• YOUR OBJECTIVE
Wherever the word "Retail" shows up in a line, please copy that line.

(Collected data)
____
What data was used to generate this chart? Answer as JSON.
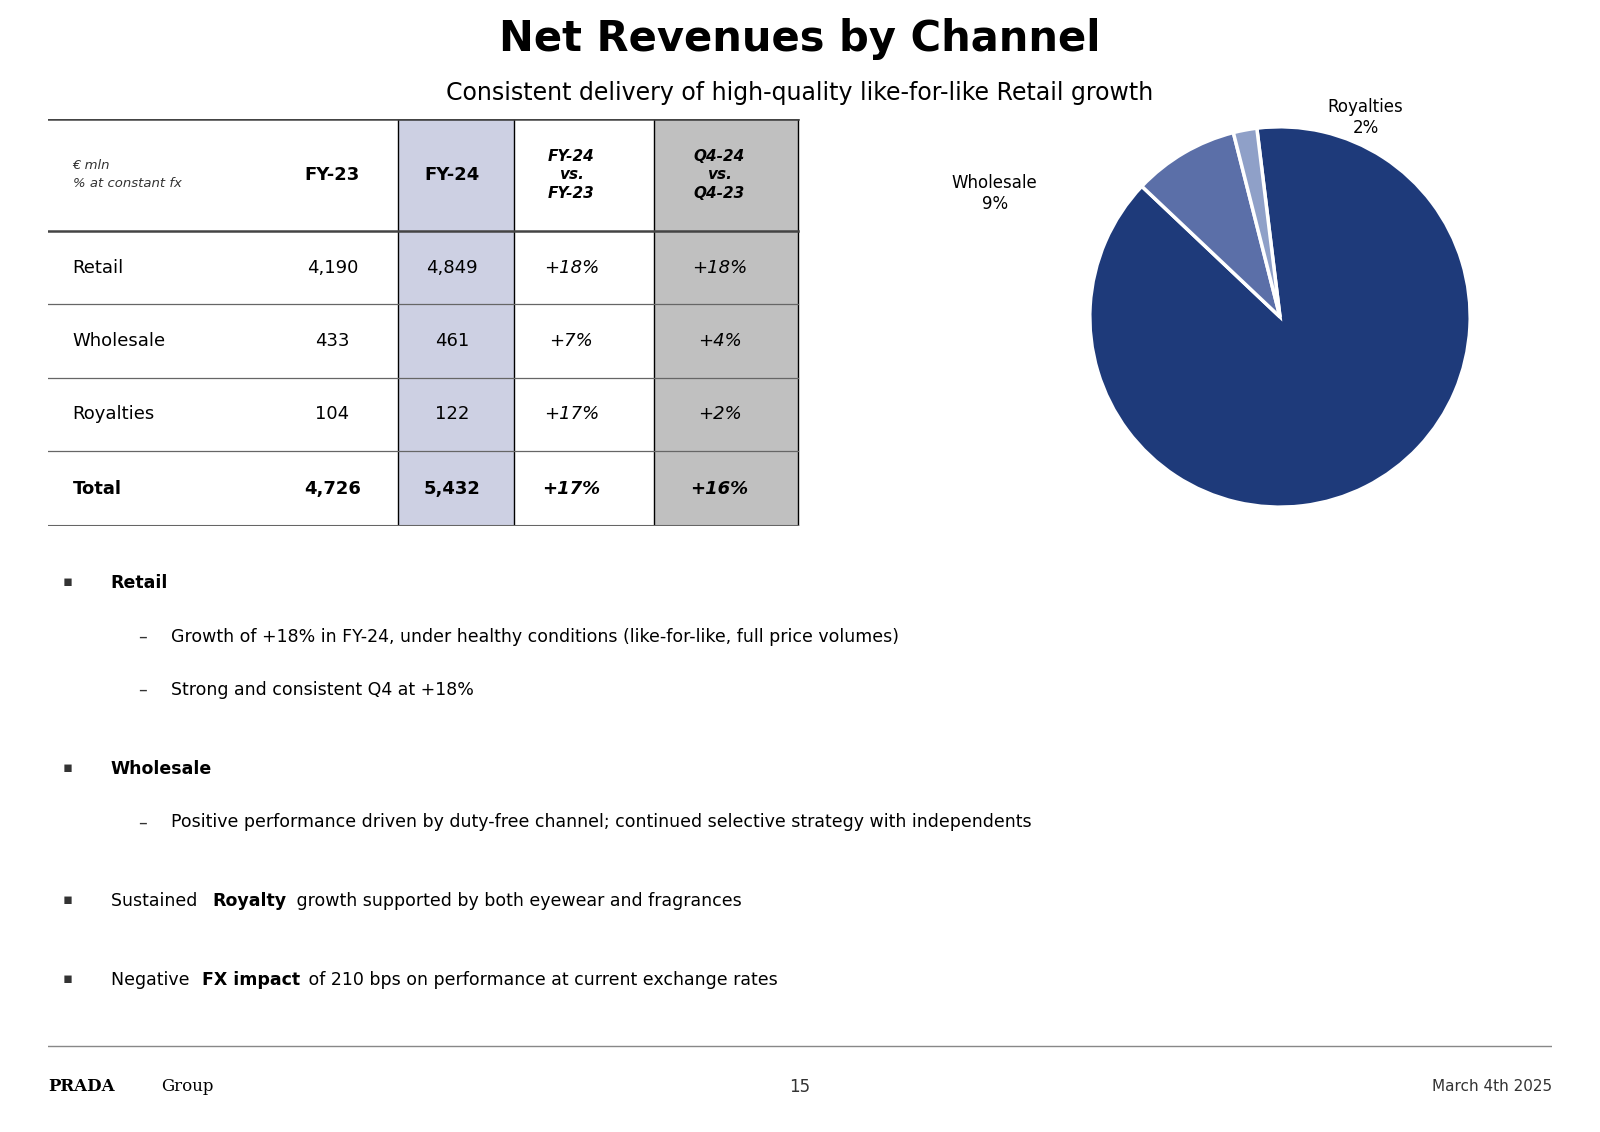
{
  "title": "Net Revenues by Channel",
  "subtitle": "Consistent delivery of high-quality like-for-like Retail growth",
  "rows": [
    {
      "label": "Retail",
      "fy23": "4,190",
      "fy24": "4,849",
      "vs_fy": "+18%",
      "vs_q4": "+18%",
      "bold": false
    },
    {
      "label": "Wholesale",
      "fy23": "433",
      "fy24": "461",
      "vs_fy": "+7%",
      "vs_q4": "+4%",
      "bold": false
    },
    {
      "label": "Royalties",
      "fy23": "104",
      "fy24": "122",
      "vs_fy": "+17%",
      "vs_q4": "+2%",
      "bold": false
    },
    {
      "label": "Total",
      "fy23": "4,726",
      "fy24": "5,432",
      "vs_fy": "+17%",
      "vs_q4": "+16%",
      "bold": true
    }
  ],
  "pie_values": [
    89,
    9,
    2
  ],
  "pie_colors": [
    "#1E3A7A",
    "#5B6FA8",
    "#8FA0C8"
  ],
  "footer_left": "PRADA Group",
  "footer_center": "15",
  "footer_right": "March 4th 2025",
  "bg_color": "#FFFFFF",
  "table_fy24_bg": "#CDD0E3",
  "table_q4_bg": "#C0C0C0",
  "line_color": "#666666",
  "header_line_color": "#444444"
}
____
• FULL SOLUTION
  "subtitle": "Consistent delivery of high-quality like-for-like Retail growth",
      "label": "Retail",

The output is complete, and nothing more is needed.